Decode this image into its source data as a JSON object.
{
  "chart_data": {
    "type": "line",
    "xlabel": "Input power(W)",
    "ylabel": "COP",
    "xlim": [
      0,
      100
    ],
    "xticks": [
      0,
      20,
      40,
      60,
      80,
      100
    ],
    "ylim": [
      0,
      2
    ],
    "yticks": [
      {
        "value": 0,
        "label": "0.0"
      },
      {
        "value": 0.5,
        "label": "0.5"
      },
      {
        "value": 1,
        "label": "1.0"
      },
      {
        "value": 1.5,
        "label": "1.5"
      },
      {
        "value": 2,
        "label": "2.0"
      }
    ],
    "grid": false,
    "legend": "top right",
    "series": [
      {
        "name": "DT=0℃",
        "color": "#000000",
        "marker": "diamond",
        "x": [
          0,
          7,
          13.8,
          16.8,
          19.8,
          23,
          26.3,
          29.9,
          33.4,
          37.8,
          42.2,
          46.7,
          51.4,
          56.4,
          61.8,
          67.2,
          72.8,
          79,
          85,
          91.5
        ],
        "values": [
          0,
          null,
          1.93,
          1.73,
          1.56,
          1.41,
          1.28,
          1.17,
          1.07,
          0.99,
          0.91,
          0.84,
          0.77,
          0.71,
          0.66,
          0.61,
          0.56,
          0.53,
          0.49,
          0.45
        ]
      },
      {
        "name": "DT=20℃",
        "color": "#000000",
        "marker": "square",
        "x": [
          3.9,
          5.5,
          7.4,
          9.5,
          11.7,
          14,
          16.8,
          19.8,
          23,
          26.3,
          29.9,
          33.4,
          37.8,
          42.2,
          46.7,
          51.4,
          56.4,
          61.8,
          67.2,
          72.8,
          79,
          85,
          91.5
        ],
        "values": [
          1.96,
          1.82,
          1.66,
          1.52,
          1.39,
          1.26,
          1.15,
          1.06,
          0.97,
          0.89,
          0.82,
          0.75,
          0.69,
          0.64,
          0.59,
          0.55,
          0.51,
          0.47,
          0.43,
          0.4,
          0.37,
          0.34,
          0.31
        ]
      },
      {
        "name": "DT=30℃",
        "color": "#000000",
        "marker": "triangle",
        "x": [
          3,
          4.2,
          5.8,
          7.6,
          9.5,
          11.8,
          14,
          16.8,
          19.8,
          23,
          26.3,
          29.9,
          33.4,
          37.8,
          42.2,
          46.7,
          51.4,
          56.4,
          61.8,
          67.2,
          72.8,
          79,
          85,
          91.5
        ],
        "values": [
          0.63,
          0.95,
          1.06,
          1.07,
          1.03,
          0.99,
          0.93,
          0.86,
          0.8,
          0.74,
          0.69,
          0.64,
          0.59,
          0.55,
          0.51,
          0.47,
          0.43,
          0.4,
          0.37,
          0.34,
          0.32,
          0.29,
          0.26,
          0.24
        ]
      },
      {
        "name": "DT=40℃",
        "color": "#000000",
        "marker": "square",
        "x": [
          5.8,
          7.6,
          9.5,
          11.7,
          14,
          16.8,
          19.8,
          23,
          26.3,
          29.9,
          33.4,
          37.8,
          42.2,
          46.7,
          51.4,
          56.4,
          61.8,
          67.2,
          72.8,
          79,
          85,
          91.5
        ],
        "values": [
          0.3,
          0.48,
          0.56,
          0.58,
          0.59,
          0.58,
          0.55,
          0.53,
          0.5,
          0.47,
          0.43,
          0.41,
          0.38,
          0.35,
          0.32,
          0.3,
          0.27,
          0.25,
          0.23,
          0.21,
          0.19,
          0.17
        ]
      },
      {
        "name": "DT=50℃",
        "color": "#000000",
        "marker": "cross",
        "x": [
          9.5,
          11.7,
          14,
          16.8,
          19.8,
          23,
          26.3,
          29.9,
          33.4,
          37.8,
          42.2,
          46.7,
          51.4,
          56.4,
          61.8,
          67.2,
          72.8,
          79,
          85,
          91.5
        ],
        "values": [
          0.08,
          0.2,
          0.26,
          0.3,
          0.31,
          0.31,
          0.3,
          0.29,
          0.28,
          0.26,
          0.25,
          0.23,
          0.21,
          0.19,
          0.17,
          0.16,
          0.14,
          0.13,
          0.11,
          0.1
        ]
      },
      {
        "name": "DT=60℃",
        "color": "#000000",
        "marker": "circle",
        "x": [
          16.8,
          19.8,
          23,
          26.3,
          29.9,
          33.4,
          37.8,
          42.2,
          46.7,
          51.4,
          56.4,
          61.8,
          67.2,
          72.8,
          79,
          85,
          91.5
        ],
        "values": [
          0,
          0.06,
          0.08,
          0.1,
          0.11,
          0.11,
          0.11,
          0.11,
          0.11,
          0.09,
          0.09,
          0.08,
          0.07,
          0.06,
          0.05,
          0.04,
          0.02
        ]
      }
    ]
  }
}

Exercise goal: Working from the material above, retype it in its entirety without change.

Answer for the task:
Decode this image into its source data as a JSON object.
{
  "chart_data": {
    "type": "line",
    "xlabel": "Input power(W)",
    "ylabel": "COP",
    "xlim": [
      0,
      100
    ],
    "xticks": [
      0,
      20,
      40,
      60,
      80,
      100
    ],
    "ylim": [
      0,
      2
    ],
    "yticks": [
      {
        "value": 0,
        "label": "0.0"
      },
      {
        "value": 0.5,
        "label": "0.5"
      },
      {
        "value": 1,
        "label": "1.0"
      },
      {
        "value": 1.5,
        "label": "1.5"
      },
      {
        "value": 2,
        "label": "2.0"
      }
    ],
    "grid": false,
    "legend": "top right",
    "series": [
      {
        "name": "DT=0℃",
        "color": "#000000",
        "marker": "diamond",
        "x": [
          0,
          7,
          13.8,
          16.8,
          19.8,
          23,
          26.3,
          29.9,
          33.4,
          37.8,
          42.2,
          46.7,
          51.4,
          56.4,
          61.8,
          67.2,
          72.8,
          79,
          85,
          91.5
        ],
        "values": [
          0,
          null,
          1.93,
          1.73,
          1.56,
          1.41,
          1.28,
          1.17,
          1.07,
          0.99,
          0.91,
          0.84,
          0.77,
          0.71,
          0.66,
          0.61,
          0.56,
          0.53,
          0.49,
          0.45
        ]
      },
      {
        "name": "DT=20℃",
        "color": "#000000",
        "marker": "square",
        "x": [
          3.9,
          5.5,
          7.4,
          9.5,
          11.7,
          14,
          16.8,
          19.8,
          23,
          26.3,
          29.9,
          33.4,
          37.8,
          42.2,
          46.7,
          51.4,
          56.4,
          61.8,
          67.2,
          72.8,
          79,
          85,
          91.5
        ],
        "values": [
          1.96,
          1.82,
          1.66,
          1.52,
          1.39,
          1.26,
          1.15,
          1.06,
          0.97,
          0.89,
          0.82,
          0.75,
          0.69,
          0.64,
          0.59,
          0.55,
          0.51,
          0.47,
          0.43,
          0.4,
          0.37,
          0.34,
          0.31
        ]
      },
      {
        "name": "DT=30℃",
        "color": "#000000",
        "marker": "triangle",
        "x": [
          3,
          4.2,
          5.8,
          7.6,
          9.5,
          11.8,
          14,
          16.8,
          19.8,
          23,
          26.3,
          29.9,
          33.4,
          37.8,
          42.2,
          46.7,
          51.4,
          56.4,
          61.8,
          67.2,
          72.8,
          79,
          85,
          91.5
        ],
        "values": [
          0.63,
          0.95,
          1.06,
          1.07,
          1.03,
          0.99,
          0.93,
          0.86,
          0.8,
          0.74,
          0.69,
          0.64,
          0.59,
          0.55,
          0.51,
          0.47,
          0.43,
          0.4,
          0.37,
          0.34,
          0.32,
          0.29,
          0.26,
          0.24
        ]
      },
      {
        "name": "DT=40℃",
        "color": "#000000",
        "marker": "square",
        "x": [
          5.8,
          7.6,
          9.5,
          11.7,
          14,
          16.8,
          19.8,
          23,
          26.3,
          29.9,
          33.4,
          37.8,
          42.2,
          46.7,
          51.4,
          56.4,
          61.8,
          67.2,
          72.8,
          79,
          85,
          91.5
        ],
        "values": [
          0.3,
          0.48,
          0.56,
          0.58,
          0.59,
          0.58,
          0.55,
          0.53,
          0.5,
          0.47,
          0.43,
          0.41,
          0.38,
          0.35,
          0.32,
          0.3,
          0.27,
          0.25,
          0.23,
          0.21,
          0.19,
          0.17
        ]
      },
      {
        "name": "DT=50℃",
        "color": "#000000",
        "marker": "cross",
        "x": [
          9.5,
          11.7,
          14,
          16.8,
          19.8,
          23,
          26.3,
          29.9,
          33.4,
          37.8,
          42.2,
          46.7,
          51.4,
          56.4,
          61.8,
          67.2,
          72.8,
          79,
          85,
          91.5
        ],
        "values": [
          0.08,
          0.2,
          0.26,
          0.3,
          0.31,
          0.31,
          0.3,
          0.29,
          0.28,
          0.26,
          0.25,
          0.23,
          0.21,
          0.19,
          0.17,
          0.16,
          0.14,
          0.13,
          0.11,
          0.1
        ]
      },
      {
        "name": "DT=60℃",
        "color": "#000000",
        "marker": "circle",
        "x": [
          16.8,
          19.8,
          23,
          26.3,
          29.9,
          33.4,
          37.8,
          42.2,
          46.7,
          51.4,
          56.4,
          61.8,
          67.2,
          72.8,
          79,
          85,
          91.5
        ],
        "values": [
          0,
          0.06,
          0.08,
          0.1,
          0.11,
          0.11,
          0.11,
          0.11,
          0.11,
          0.09,
          0.09,
          0.08,
          0.07,
          0.06,
          0.05,
          0.04,
          0.02
        ]
      }
    ]
  }
}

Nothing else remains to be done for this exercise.